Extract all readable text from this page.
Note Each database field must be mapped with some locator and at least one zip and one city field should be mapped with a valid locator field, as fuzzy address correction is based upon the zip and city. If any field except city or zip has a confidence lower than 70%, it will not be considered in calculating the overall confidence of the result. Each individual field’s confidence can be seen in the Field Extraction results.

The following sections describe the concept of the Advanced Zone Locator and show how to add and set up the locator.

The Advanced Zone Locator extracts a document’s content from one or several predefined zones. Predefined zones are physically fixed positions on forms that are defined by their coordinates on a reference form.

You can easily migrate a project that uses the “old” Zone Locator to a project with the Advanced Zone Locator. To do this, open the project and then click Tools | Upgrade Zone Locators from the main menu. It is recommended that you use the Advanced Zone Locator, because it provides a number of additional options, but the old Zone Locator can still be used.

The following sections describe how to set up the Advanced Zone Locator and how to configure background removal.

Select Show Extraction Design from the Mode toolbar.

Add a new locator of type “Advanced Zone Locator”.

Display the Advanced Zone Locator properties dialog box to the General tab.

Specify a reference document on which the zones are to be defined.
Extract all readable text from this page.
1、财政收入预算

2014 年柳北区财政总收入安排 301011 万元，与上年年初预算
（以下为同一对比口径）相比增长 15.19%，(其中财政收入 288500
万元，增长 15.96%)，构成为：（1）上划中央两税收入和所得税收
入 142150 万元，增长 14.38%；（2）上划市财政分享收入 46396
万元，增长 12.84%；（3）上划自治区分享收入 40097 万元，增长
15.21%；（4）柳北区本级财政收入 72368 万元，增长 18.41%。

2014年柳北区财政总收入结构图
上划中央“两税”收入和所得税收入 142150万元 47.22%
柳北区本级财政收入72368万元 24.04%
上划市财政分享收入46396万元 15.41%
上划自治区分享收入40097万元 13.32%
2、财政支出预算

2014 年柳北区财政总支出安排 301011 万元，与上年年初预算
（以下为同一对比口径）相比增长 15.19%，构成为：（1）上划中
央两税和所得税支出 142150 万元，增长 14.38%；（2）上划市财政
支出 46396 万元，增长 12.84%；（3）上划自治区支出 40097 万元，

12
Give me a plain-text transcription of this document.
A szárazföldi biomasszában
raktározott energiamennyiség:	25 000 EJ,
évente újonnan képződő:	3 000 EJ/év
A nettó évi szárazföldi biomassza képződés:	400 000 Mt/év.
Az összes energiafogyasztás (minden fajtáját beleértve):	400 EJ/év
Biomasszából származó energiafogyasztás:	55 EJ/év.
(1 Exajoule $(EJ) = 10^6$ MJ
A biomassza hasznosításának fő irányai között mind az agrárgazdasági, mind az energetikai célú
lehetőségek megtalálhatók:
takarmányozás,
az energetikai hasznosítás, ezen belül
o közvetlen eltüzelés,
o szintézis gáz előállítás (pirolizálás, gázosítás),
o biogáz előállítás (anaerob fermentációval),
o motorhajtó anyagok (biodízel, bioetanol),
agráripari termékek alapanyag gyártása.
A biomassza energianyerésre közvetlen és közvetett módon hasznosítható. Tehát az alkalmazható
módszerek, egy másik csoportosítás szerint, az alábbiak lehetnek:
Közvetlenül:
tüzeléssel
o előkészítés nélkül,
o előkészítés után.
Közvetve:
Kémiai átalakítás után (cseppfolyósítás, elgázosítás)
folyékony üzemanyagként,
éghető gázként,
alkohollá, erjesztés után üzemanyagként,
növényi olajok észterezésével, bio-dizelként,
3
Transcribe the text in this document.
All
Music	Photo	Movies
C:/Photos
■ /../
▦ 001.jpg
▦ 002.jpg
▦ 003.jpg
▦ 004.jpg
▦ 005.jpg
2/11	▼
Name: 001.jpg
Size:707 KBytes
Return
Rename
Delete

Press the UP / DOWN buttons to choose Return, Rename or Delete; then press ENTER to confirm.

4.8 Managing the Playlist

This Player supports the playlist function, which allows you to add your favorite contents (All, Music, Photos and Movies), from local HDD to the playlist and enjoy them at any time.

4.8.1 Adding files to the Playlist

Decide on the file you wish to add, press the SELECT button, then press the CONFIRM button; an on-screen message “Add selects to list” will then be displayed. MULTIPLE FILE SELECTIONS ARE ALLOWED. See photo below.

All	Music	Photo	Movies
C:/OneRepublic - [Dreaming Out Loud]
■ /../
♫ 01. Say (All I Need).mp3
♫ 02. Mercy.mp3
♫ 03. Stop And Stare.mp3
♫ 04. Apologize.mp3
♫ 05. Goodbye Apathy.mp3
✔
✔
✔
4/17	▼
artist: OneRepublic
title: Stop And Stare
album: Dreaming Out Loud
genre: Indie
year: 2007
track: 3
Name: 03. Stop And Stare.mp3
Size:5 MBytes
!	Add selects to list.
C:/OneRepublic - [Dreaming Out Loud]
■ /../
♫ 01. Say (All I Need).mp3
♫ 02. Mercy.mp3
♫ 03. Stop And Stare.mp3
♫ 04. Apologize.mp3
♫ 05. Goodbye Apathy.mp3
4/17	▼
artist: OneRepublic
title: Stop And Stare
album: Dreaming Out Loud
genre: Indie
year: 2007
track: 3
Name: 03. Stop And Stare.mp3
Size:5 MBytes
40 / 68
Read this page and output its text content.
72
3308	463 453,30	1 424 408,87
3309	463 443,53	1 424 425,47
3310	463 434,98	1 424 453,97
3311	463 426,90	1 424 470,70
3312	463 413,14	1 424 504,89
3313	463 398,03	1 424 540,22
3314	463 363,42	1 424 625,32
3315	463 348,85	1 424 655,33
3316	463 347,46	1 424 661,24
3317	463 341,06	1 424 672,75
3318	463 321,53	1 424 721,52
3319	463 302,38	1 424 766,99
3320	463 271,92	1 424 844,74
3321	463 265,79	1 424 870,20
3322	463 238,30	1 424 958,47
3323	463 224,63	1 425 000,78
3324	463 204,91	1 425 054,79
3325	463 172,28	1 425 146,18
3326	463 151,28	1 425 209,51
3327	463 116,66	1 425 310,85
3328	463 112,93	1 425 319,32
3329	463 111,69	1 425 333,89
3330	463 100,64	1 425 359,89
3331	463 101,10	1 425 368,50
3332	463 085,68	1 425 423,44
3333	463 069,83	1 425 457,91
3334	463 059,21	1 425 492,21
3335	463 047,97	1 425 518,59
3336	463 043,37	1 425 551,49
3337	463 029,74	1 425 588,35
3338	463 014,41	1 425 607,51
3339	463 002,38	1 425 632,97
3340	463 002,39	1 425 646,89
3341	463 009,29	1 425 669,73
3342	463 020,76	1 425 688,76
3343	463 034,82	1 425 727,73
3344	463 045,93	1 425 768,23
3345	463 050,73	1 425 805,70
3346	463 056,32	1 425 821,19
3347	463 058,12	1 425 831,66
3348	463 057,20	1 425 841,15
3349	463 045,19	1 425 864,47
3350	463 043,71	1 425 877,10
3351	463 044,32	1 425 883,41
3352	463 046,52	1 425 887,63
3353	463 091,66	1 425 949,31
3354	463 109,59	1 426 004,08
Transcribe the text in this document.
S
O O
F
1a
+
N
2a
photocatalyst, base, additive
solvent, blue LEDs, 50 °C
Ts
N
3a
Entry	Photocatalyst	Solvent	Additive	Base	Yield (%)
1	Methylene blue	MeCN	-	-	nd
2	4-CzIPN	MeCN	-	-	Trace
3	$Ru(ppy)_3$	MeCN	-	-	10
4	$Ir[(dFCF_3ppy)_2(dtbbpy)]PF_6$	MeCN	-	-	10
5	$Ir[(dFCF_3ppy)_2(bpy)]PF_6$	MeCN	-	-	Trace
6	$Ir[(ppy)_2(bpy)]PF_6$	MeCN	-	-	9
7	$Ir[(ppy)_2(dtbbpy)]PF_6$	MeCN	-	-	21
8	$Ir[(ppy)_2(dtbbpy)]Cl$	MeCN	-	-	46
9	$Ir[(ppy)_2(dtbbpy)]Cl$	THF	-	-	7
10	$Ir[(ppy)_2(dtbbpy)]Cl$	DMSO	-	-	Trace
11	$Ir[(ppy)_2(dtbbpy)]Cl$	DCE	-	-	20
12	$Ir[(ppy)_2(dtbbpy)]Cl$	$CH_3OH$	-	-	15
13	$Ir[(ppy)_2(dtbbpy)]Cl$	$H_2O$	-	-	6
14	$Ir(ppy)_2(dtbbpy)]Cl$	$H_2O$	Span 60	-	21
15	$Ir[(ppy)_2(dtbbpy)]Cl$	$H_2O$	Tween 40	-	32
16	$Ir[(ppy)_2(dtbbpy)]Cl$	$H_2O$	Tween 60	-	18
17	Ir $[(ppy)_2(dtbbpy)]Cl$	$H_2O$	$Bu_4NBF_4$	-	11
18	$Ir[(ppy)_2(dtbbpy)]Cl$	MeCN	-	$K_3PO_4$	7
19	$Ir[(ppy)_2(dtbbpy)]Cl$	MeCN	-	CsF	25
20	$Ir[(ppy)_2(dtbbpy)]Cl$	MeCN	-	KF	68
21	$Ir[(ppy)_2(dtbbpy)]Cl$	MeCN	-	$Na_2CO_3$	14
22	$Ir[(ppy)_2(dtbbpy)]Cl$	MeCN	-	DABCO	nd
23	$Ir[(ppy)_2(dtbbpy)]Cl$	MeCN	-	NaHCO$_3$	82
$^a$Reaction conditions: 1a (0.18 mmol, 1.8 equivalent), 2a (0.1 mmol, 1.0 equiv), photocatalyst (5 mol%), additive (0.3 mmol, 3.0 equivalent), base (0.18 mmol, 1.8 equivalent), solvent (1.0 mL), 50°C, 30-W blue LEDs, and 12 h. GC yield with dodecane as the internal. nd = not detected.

== == ==

Of the lines in the data, how many contain the word "selects"? Provide the number and nothing further.

2